_Work to do_
Copy each line that contains the string "ALLERGEN".
== Records provided
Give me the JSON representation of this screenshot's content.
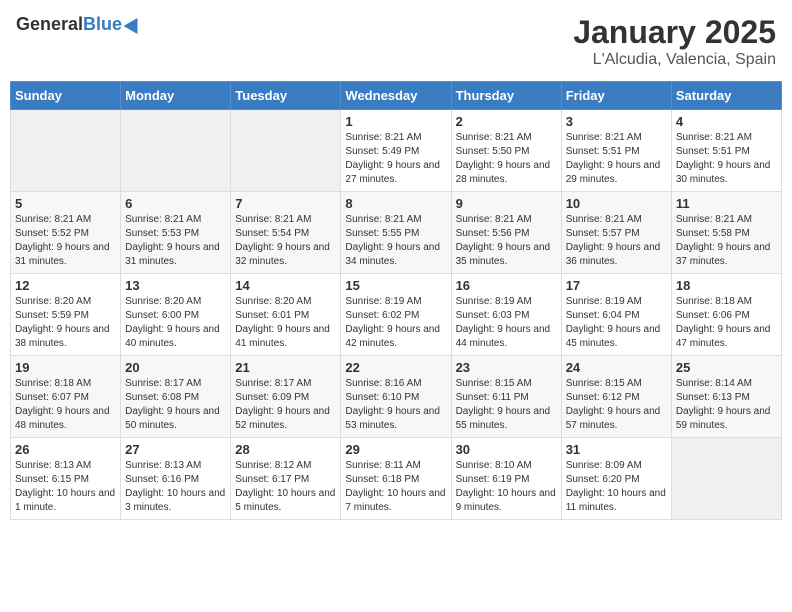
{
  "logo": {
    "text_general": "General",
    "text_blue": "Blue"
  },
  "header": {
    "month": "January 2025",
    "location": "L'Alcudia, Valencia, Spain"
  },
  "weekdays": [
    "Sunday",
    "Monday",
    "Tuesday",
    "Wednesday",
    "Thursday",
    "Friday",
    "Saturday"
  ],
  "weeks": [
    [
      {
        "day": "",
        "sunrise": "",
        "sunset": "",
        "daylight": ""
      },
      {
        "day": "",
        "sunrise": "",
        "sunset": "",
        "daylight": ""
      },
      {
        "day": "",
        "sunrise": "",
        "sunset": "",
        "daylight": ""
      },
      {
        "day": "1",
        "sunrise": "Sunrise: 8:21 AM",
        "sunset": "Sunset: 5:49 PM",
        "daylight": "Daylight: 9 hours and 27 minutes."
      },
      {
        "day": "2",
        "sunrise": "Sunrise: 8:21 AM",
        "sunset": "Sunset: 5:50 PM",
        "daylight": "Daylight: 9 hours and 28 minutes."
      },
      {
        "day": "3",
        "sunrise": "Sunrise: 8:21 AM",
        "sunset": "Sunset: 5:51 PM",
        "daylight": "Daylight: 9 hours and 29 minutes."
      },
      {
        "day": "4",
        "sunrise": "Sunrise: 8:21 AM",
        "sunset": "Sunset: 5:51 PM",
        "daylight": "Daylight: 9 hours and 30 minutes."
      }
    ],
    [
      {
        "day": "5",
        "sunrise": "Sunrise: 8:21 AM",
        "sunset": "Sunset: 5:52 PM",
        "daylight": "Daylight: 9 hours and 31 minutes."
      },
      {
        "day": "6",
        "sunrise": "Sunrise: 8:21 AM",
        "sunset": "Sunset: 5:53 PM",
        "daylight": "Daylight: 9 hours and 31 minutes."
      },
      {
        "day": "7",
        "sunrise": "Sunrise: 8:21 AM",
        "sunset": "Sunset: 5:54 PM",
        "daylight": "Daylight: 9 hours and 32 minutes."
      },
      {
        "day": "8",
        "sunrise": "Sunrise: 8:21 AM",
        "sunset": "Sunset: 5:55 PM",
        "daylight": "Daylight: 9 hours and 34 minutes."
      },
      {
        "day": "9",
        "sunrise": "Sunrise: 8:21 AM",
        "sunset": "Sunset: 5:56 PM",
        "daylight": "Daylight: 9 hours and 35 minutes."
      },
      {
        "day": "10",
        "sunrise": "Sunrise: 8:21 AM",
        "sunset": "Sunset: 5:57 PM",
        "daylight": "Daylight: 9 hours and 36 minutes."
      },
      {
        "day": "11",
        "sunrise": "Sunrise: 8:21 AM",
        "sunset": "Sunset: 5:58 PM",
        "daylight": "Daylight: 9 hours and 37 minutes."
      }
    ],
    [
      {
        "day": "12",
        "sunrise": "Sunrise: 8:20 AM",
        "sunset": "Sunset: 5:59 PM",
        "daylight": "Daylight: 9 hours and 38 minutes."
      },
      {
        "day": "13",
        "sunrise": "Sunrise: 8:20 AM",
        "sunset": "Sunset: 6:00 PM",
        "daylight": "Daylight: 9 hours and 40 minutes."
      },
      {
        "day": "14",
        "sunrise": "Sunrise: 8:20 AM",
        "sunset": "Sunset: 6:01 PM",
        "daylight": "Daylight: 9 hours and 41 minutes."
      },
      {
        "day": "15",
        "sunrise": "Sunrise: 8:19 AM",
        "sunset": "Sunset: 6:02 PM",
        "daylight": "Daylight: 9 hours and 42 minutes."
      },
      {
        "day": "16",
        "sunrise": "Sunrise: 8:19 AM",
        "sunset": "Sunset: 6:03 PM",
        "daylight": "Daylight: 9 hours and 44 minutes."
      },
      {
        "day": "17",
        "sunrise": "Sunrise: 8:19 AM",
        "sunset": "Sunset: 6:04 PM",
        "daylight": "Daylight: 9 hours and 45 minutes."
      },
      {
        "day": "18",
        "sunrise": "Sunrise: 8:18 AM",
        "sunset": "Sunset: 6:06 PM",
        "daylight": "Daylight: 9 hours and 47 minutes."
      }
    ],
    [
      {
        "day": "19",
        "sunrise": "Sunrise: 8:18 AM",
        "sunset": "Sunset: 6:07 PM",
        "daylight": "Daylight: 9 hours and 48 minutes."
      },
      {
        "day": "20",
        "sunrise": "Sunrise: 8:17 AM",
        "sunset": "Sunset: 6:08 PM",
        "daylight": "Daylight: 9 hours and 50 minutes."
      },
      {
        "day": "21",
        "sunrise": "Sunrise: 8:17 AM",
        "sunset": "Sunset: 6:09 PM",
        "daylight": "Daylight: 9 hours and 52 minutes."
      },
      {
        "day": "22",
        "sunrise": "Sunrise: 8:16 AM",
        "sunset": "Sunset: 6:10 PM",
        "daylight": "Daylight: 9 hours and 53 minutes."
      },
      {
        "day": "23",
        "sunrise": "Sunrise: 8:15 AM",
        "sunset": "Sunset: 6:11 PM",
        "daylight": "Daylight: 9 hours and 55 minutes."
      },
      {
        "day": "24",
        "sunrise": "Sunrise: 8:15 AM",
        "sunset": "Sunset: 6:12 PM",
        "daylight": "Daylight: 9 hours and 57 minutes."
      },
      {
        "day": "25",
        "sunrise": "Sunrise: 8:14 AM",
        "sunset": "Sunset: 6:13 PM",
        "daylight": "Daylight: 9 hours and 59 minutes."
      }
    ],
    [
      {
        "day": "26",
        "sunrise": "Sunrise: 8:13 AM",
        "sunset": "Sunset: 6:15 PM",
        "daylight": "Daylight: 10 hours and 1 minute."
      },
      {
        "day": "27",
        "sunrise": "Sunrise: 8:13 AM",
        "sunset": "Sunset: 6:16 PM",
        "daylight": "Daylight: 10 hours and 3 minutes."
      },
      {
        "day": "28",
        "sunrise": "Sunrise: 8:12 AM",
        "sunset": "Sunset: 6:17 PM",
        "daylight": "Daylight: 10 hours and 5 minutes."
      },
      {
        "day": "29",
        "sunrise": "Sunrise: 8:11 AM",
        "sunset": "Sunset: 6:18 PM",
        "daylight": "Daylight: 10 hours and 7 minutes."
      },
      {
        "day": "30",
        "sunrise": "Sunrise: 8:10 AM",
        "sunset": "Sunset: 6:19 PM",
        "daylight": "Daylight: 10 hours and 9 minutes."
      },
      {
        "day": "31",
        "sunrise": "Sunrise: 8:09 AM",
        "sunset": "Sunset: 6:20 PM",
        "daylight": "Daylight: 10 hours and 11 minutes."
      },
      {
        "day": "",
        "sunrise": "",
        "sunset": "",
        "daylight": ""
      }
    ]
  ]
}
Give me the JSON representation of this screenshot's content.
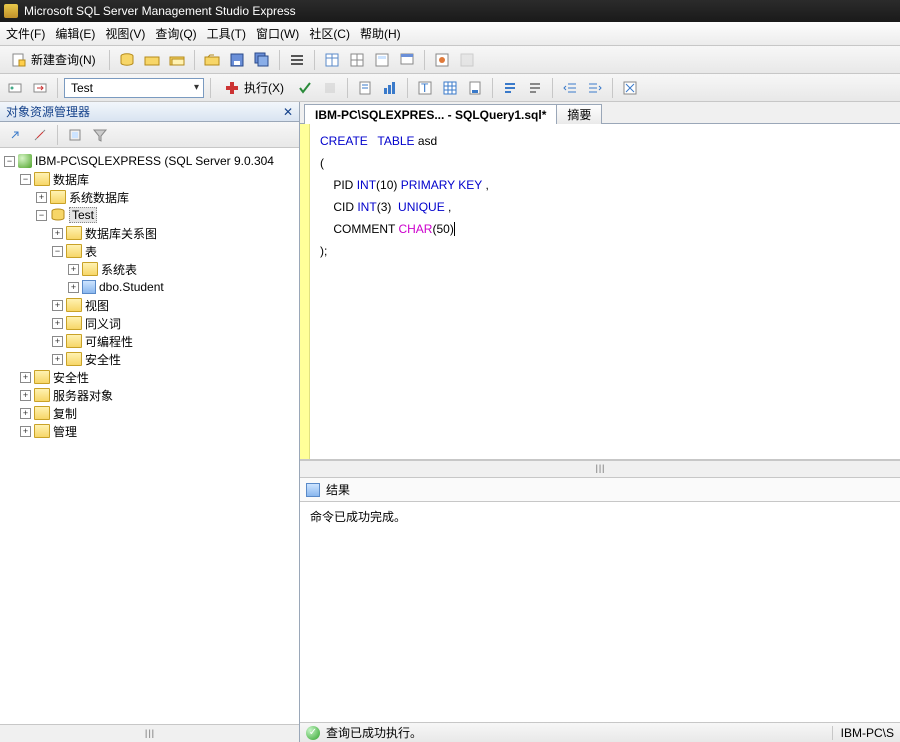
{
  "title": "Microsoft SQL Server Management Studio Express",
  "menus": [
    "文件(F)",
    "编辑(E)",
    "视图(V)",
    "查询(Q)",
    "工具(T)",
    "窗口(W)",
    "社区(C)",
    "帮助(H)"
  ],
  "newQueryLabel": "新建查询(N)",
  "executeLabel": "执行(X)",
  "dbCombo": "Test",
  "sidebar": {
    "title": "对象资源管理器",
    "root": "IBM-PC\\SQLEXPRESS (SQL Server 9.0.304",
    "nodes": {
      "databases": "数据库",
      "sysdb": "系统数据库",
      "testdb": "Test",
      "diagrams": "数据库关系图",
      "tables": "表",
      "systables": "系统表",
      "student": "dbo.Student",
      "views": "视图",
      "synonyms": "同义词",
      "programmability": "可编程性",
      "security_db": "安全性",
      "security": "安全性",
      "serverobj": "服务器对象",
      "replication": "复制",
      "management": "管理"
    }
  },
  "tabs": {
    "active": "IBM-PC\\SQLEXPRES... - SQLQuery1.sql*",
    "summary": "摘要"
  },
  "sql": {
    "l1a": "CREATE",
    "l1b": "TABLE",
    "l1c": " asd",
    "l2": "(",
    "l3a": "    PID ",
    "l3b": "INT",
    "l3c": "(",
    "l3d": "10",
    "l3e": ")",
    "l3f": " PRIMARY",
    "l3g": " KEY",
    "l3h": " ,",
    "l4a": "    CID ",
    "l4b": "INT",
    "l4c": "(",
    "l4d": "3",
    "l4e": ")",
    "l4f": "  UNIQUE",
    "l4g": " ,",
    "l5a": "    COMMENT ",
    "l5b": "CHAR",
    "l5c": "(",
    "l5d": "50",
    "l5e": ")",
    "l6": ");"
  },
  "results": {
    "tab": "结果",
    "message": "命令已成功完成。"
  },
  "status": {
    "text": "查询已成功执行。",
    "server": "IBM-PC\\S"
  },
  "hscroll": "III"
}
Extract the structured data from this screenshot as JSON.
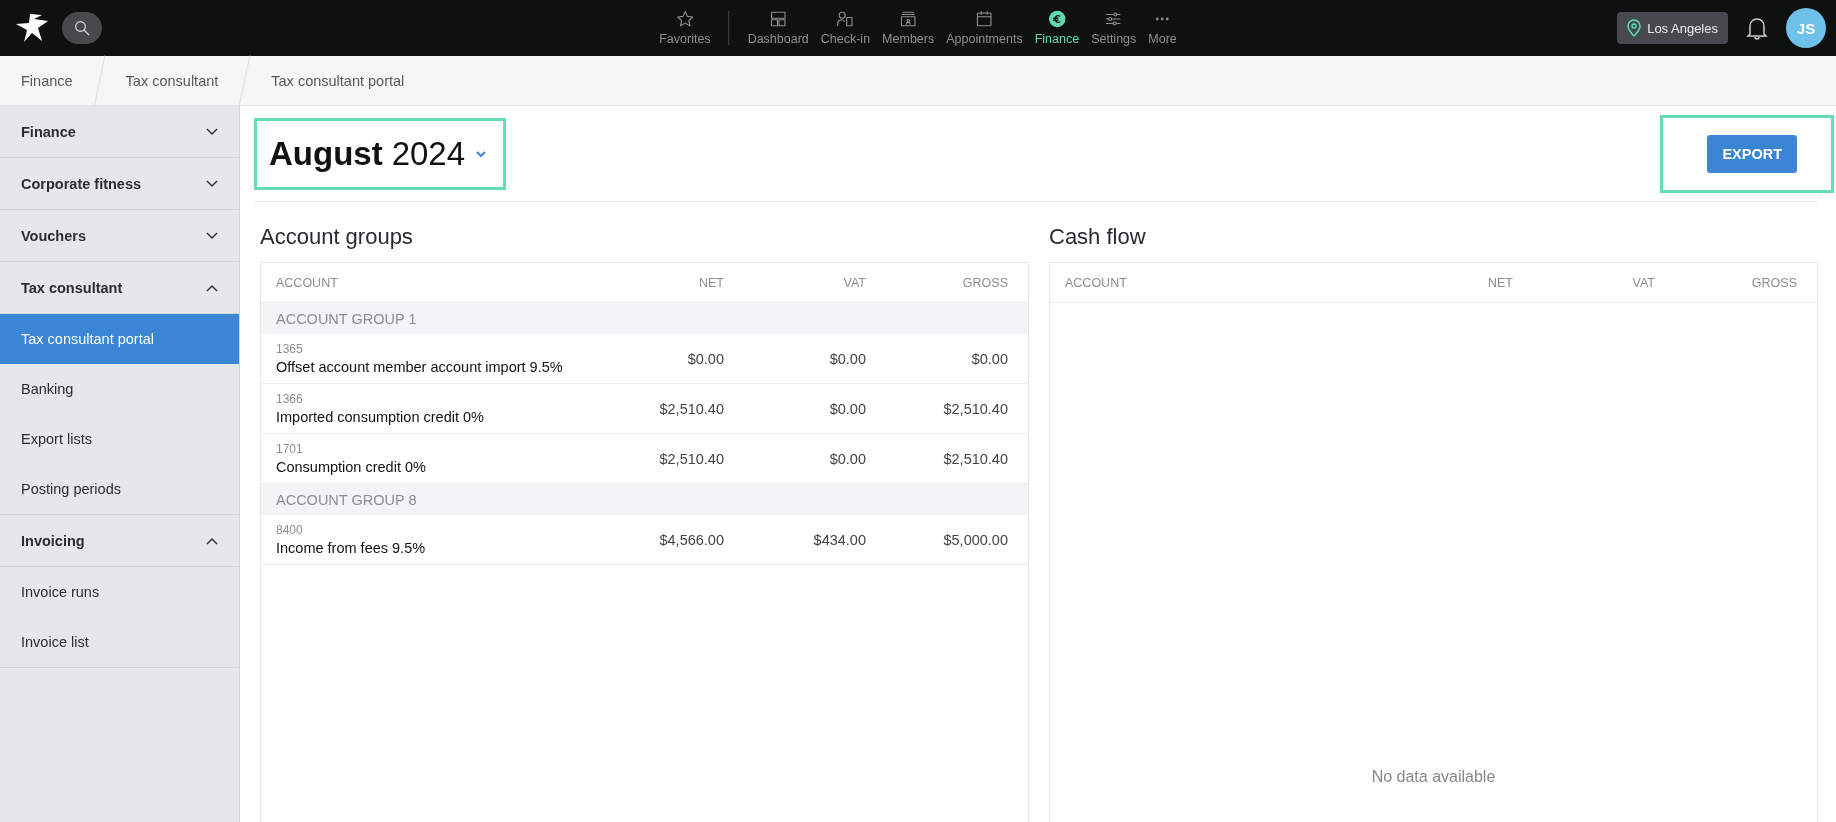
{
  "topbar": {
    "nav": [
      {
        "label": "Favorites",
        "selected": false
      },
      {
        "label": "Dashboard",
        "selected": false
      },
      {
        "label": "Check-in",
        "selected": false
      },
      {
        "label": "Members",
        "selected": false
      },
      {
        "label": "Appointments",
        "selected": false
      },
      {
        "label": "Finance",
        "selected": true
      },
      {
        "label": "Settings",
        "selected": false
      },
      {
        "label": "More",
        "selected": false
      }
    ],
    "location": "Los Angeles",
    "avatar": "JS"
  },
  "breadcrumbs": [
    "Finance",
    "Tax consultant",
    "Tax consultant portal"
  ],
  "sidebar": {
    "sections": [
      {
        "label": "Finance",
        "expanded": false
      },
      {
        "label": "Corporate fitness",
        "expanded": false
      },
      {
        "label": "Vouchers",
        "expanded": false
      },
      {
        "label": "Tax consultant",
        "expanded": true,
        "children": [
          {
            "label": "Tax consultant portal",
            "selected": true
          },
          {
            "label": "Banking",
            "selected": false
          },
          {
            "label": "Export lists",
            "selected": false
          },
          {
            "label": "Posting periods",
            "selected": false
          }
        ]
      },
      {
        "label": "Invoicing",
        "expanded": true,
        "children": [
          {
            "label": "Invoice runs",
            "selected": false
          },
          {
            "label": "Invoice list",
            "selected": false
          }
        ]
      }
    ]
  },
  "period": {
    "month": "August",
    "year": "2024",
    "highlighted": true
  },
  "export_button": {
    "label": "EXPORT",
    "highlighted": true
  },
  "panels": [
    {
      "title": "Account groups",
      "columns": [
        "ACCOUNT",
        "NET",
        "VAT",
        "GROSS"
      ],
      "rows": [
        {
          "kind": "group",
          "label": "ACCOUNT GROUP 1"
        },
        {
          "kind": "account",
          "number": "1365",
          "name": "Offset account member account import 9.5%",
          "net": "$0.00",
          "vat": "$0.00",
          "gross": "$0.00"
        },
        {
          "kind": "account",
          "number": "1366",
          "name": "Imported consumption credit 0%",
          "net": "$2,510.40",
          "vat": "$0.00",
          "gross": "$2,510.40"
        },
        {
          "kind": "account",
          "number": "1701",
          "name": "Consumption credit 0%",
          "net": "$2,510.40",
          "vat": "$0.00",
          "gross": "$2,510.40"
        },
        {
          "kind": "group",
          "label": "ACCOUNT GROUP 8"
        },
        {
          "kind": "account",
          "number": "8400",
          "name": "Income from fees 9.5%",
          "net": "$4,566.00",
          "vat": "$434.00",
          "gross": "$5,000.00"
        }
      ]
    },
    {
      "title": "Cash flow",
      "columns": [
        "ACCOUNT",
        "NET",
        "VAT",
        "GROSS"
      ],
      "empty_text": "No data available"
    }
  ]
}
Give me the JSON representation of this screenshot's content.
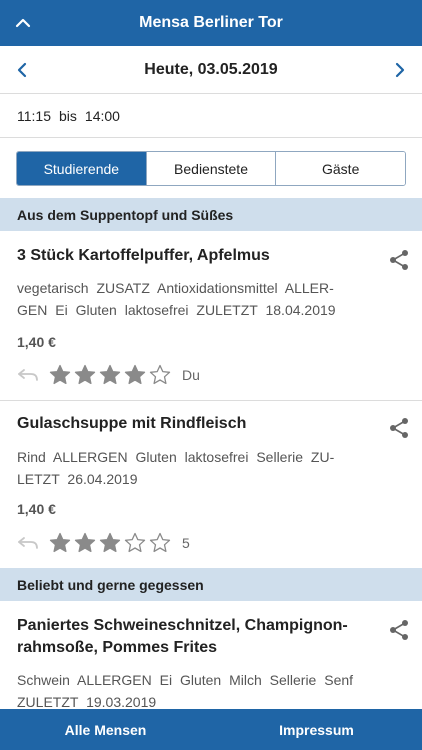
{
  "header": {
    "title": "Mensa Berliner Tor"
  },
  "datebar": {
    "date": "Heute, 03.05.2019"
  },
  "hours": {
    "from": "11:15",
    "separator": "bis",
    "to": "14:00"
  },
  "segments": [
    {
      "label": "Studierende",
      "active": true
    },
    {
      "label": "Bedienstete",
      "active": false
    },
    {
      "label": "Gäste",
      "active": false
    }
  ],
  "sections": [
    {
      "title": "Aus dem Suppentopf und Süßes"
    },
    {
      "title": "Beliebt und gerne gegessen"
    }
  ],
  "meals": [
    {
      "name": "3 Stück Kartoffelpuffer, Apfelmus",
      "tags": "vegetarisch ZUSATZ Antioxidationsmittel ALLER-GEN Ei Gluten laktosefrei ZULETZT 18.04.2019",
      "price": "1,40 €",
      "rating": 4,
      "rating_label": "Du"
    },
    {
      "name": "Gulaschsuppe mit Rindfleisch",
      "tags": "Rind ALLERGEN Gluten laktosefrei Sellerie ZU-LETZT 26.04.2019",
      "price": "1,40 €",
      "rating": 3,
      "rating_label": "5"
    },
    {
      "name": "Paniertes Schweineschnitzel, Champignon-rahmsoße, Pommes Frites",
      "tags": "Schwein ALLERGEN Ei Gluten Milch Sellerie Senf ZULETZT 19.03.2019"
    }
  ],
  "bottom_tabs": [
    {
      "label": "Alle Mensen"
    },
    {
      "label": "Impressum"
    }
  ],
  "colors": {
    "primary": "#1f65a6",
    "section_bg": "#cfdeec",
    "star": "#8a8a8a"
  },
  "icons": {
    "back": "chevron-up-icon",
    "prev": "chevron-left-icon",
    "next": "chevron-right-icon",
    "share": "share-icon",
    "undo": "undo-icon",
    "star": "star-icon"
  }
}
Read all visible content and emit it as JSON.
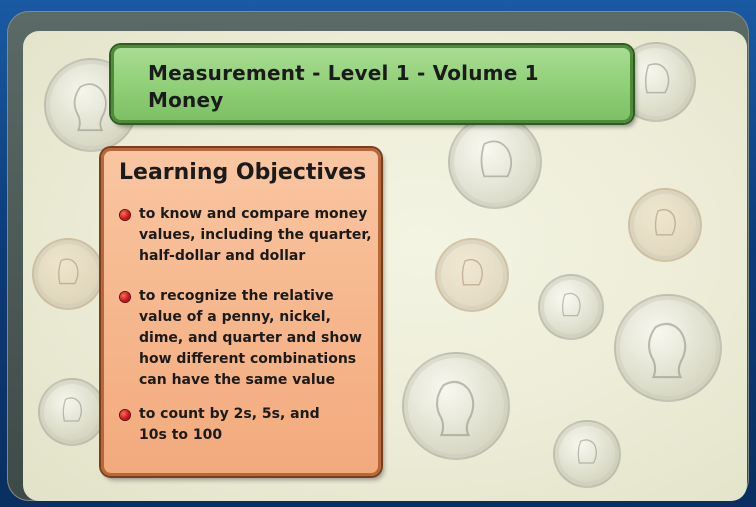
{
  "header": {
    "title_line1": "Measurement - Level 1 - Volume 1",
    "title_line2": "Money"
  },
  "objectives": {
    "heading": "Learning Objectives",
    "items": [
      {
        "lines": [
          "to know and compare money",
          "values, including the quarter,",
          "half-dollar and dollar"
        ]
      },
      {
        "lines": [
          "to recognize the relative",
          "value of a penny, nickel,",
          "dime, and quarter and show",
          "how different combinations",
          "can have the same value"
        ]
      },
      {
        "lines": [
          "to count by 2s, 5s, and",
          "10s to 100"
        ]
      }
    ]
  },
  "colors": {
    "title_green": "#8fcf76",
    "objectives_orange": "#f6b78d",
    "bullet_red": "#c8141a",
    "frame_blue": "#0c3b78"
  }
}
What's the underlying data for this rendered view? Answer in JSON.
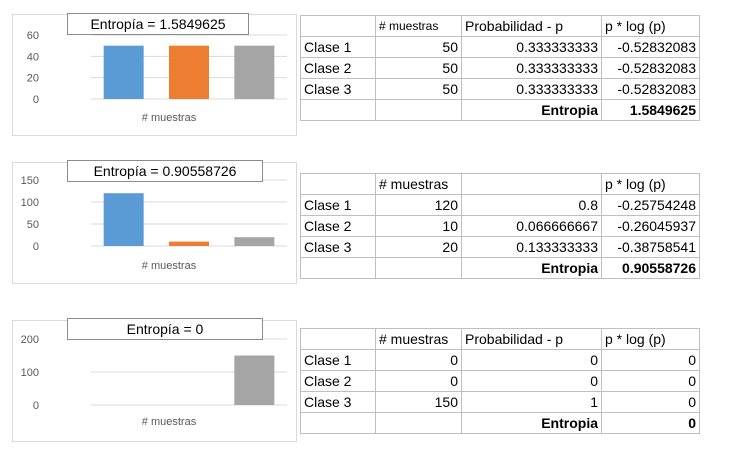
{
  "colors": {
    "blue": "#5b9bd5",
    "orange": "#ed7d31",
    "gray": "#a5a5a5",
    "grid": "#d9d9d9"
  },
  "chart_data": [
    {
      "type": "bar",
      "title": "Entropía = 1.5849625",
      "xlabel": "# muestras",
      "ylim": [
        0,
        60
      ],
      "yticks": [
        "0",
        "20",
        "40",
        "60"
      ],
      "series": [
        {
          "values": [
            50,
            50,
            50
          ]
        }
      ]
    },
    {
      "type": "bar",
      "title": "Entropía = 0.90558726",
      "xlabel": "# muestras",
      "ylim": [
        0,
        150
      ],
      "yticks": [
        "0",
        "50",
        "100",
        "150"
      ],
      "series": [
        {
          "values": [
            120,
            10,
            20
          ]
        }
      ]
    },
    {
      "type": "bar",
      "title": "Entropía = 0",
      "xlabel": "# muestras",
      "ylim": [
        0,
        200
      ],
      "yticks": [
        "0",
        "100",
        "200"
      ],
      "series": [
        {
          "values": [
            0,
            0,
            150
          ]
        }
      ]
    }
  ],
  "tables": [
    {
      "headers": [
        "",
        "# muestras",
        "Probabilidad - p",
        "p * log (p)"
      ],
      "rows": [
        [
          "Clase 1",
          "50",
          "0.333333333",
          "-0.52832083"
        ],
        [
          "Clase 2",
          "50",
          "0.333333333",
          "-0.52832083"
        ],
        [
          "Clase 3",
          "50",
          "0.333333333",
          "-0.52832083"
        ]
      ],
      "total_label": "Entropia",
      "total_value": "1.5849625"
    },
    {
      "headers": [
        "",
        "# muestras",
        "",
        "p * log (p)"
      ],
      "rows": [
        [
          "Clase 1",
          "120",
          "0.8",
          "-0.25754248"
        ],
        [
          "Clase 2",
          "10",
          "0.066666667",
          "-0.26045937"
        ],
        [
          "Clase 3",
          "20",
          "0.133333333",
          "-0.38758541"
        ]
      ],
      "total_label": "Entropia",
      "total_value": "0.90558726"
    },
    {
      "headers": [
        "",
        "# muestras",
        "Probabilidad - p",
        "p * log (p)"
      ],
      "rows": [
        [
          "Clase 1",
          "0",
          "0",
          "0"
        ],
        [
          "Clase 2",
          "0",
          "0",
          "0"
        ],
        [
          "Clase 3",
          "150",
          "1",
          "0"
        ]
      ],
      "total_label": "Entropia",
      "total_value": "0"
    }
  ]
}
====
_Result of this exercise_
      "tags": "Rind ALLERGEN Gluten laktosefrei Sellerie ZU-LETZT 26.04.2019",
      "tags": "Schwein ALLERGEN Ei Gluten Milch Sellerie Senf ZULETZT 19.03.2019"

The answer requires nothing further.